▶ _The task_: Without the pictures, return each record as it appears.

▶ _Dataset content_:
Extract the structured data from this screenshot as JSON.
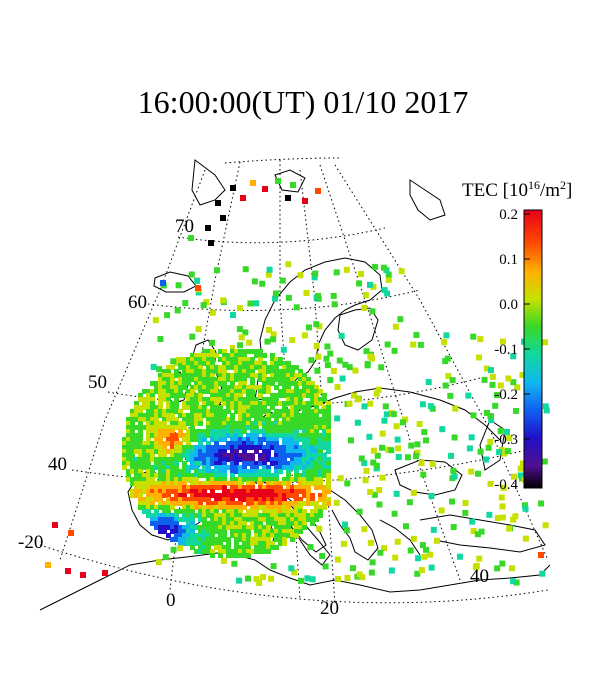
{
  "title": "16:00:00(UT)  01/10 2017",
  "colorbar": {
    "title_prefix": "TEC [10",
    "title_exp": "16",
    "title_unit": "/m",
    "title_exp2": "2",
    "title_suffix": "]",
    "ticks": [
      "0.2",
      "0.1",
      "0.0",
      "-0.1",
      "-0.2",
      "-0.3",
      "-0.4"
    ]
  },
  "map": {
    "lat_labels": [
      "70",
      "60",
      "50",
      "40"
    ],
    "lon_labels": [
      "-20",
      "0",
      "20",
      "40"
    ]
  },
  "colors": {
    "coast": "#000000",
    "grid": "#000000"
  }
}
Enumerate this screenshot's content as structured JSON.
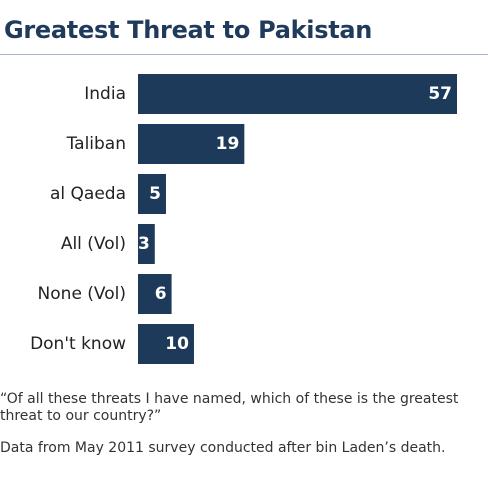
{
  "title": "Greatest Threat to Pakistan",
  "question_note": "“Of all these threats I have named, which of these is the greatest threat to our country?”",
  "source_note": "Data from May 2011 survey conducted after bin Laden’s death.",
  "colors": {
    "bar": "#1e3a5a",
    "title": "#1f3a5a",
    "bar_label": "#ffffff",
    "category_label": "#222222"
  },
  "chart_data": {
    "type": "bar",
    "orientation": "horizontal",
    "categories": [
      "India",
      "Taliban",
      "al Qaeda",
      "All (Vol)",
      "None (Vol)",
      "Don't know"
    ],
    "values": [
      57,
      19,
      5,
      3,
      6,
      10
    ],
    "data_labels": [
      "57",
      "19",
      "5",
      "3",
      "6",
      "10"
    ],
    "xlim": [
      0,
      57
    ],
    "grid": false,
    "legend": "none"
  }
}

▶ _Response_:
Extract the structured data from this screenshot as JSON.
{
  "title": "16:00:00(UT)  01/10 2017",
  "colorbar": {
    "title_prefix": "TEC [10",
    "title_exp": "16",
    "title_unit": "/m",
    "title_exp2": "2",
    "title_suffix": "]",
    "ticks": [
      "0.2",
      "0.1",
      "0.0",
      "-0.1",
      "-0.2",
      "-0.3",
      "-0.4"
    ]
  },
  "map": {
    "lat_labels": [
      "70",
      "60",
      "50",
      "40"
    ],
    "lon_labels": [
      "-20",
      "0",
      "20",
      "40"
    ]
  },
  "colors": {
    "coast": "#000000",
    "grid": "#000000"
  }
}
Enumerate this screenshot's content as structured JSON.
{
  "title": "Greatest Threat to Pakistan",
  "question_note": "“Of all these threats I have named, which of these is the greatest threat to our country?”",
  "source_note": "Data from May 2011 survey conducted after bin Laden’s death.",
  "colors": {
    "bar": "#1e3a5a",
    "title": "#1f3a5a",
    "bar_label": "#ffffff",
    "category_label": "#222222"
  },
  "chart_data": {
    "type": "bar",
    "orientation": "horizontal",
    "categories": [
      "India",
      "Taliban",
      "al Qaeda",
      "All (Vol)",
      "None (Vol)",
      "Don't know"
    ],
    "values": [
      57,
      19,
      5,
      3,
      6,
      10
    ],
    "data_labels": [
      "57",
      "19",
      "5",
      "3",
      "6",
      "10"
    ],
    "xlim": [
      0,
      57
    ],
    "grid": false,
    "legend": "none"
  }
}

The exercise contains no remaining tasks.